**TASK BRIEF**
Copy the data below word for word, everything from the line containing "Point (135, 527, 157, 541)" down to the line containing "Point (170, 402, 193, 417)", both of those lines included.

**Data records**
• • • •
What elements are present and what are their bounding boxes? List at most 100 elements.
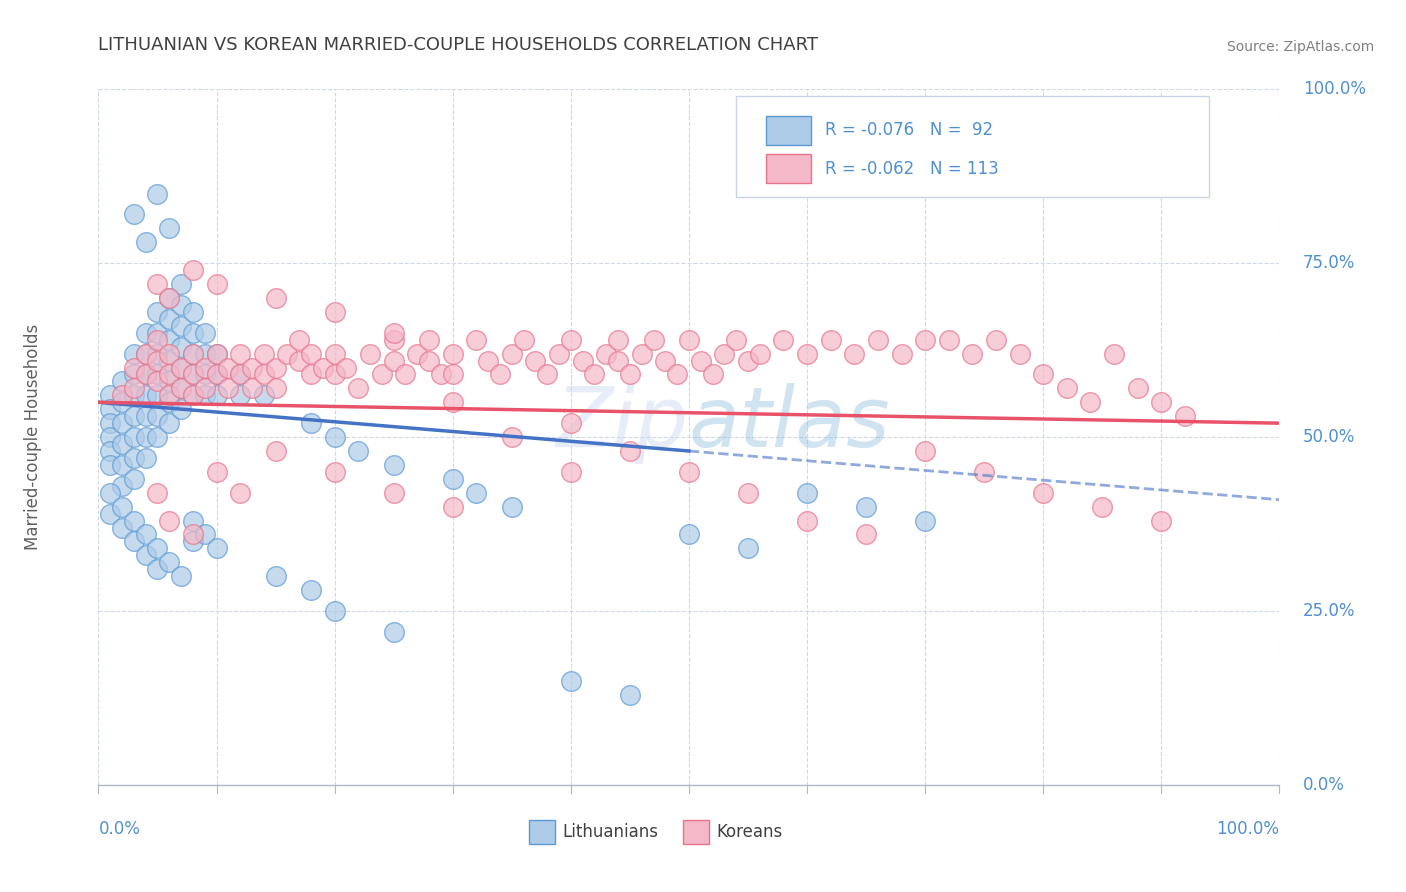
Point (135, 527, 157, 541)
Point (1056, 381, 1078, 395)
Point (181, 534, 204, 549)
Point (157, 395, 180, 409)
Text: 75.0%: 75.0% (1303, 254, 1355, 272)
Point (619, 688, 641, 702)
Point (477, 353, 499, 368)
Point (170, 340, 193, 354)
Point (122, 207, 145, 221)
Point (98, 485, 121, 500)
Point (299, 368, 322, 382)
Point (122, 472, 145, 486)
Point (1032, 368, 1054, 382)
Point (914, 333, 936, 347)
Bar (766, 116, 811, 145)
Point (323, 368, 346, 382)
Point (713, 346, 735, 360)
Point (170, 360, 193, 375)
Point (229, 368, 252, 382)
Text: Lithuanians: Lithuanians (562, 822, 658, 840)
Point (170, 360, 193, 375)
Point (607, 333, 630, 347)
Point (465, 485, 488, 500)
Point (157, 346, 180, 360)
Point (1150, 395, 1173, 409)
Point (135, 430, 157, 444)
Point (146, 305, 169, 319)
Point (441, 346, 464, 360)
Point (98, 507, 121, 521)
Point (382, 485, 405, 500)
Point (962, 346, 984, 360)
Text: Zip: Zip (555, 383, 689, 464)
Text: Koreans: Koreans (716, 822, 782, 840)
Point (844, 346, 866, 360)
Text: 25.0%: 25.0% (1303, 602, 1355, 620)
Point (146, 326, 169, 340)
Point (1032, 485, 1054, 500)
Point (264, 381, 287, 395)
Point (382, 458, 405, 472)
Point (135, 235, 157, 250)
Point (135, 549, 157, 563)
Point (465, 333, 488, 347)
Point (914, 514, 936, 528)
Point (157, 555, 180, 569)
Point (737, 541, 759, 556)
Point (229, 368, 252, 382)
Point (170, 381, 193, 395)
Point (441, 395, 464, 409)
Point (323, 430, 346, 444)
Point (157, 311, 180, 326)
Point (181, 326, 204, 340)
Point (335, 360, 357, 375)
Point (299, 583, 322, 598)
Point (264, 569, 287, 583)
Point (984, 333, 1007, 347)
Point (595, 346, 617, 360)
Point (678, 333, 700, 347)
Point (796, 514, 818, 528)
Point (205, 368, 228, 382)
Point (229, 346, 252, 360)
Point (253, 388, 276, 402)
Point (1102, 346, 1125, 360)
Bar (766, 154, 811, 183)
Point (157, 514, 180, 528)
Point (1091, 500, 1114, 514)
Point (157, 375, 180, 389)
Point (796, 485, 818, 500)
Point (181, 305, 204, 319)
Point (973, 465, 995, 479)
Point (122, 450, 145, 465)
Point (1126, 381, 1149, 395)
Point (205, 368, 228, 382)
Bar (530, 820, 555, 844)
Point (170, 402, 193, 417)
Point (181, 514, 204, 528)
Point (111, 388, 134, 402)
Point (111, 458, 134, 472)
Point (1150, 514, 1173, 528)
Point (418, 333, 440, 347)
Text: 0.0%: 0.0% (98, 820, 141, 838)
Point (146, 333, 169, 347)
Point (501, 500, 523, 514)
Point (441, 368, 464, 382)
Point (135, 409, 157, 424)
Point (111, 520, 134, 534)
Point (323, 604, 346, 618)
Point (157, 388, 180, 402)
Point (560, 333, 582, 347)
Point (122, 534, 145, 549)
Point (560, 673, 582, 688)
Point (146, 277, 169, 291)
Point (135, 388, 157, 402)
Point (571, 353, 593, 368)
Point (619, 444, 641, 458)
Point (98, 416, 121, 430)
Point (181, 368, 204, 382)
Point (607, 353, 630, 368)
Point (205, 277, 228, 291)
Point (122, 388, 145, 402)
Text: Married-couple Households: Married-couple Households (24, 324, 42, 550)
• • • •
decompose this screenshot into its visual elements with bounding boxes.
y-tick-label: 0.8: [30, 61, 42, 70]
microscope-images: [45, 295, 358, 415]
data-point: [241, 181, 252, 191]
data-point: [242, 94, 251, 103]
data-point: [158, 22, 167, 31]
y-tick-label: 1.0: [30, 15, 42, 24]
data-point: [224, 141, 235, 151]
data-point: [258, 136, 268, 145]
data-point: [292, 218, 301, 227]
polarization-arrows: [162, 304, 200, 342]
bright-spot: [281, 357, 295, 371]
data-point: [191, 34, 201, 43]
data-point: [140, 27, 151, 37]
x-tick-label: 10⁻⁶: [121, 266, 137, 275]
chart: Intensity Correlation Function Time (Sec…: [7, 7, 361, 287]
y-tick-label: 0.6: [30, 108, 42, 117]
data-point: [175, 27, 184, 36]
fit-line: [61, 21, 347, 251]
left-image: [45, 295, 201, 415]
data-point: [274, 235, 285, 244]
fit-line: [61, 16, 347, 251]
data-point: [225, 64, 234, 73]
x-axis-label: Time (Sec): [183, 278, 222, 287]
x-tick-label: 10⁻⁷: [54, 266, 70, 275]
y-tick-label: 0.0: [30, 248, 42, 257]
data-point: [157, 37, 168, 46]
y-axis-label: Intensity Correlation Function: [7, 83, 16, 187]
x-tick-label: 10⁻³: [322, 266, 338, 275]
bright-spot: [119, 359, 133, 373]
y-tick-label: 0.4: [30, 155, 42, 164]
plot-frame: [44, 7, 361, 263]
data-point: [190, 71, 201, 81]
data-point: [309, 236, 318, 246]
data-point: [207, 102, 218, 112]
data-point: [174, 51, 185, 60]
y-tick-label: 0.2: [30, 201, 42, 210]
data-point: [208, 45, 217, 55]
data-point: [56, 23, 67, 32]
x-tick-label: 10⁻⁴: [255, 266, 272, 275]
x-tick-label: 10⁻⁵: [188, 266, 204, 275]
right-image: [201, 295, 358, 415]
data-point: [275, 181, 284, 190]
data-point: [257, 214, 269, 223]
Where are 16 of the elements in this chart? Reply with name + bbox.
• • • •
**WORKED SOLUTION**
Point (135, 527, 157, 541)
Point (1056, 381, 1078, 395)
Point (181, 534, 204, 549)
Point (157, 395, 180, 409)
Text: 75.0%: 75.0% (1303, 254, 1355, 272)
Point (619, 688, 641, 702)
Point (477, 353, 499, 368)
Point (170, 340, 193, 354)
Point (122, 207, 145, 221)
Point (98, 485, 121, 500)
Point (299, 368, 322, 382)
Point (122, 472, 145, 486)
Point (1032, 368, 1054, 382)
Point (914, 333, 936, 347)
Bar (766, 116, 811, 145)
Point (323, 368, 346, 382)
Point (713, 346, 735, 360)
Point (170, 360, 193, 375)
Point (229, 368, 252, 382)
Text: Lithuanians: Lithuanians (562, 822, 658, 840)
Point (170, 360, 193, 375)
Point (607, 333, 630, 347)
Point (465, 485, 488, 500)
Point (157, 346, 180, 360)
Point (1150, 395, 1173, 409)
Point (135, 430, 157, 444)
Point (146, 305, 169, 319)
Point (441, 346, 464, 360)
Point (98, 507, 121, 521)
Point (382, 485, 405, 500)
Point (962, 346, 984, 360)
Text: Zip: Zip (555, 383, 689, 464)
Text: Koreans: Koreans (716, 822, 782, 840)
Point (844, 346, 866, 360)
Text: 25.0%: 25.0% (1303, 602, 1355, 620)
Point (146, 326, 169, 340)
Point (1032, 485, 1054, 500)
Point (264, 381, 287, 395)
Point (382, 458, 405, 472)
Point (135, 235, 157, 250)
Point (135, 549, 157, 563)
Point (465, 333, 488, 347)
Point (914, 514, 936, 528)
Point (157, 555, 180, 569)
Point (737, 541, 759, 556)
Point (229, 368, 252, 382)
Point (170, 381, 193, 395)
Point (441, 395, 464, 409)
Point (323, 430, 346, 444)
Point (157, 311, 180, 326)
Point (181, 326, 204, 340)
Point (335, 360, 357, 375)
Point (299, 583, 322, 598)
Point (264, 569, 287, 583)
Point (984, 333, 1007, 347)
Point (595, 346, 617, 360)
Point (678, 333, 700, 347)
Point (796, 514, 818, 528)
Point (205, 368, 228, 382)
Point (229, 346, 252, 360)
Point (253, 388, 276, 402)
Point (1102, 346, 1125, 360)
Bar (766, 154, 811, 183)
Point (157, 514, 180, 528)
Point (1091, 500, 1114, 514)
Point (157, 375, 180, 389)
Point (796, 485, 818, 500)
Point (181, 305, 204, 319)
Point (973, 465, 995, 479)
Point (122, 450, 145, 465)
Point (1126, 381, 1149, 395)
Point (205, 368, 228, 382)
Bar (530, 820, 555, 844)
Point (170, 402, 193, 417)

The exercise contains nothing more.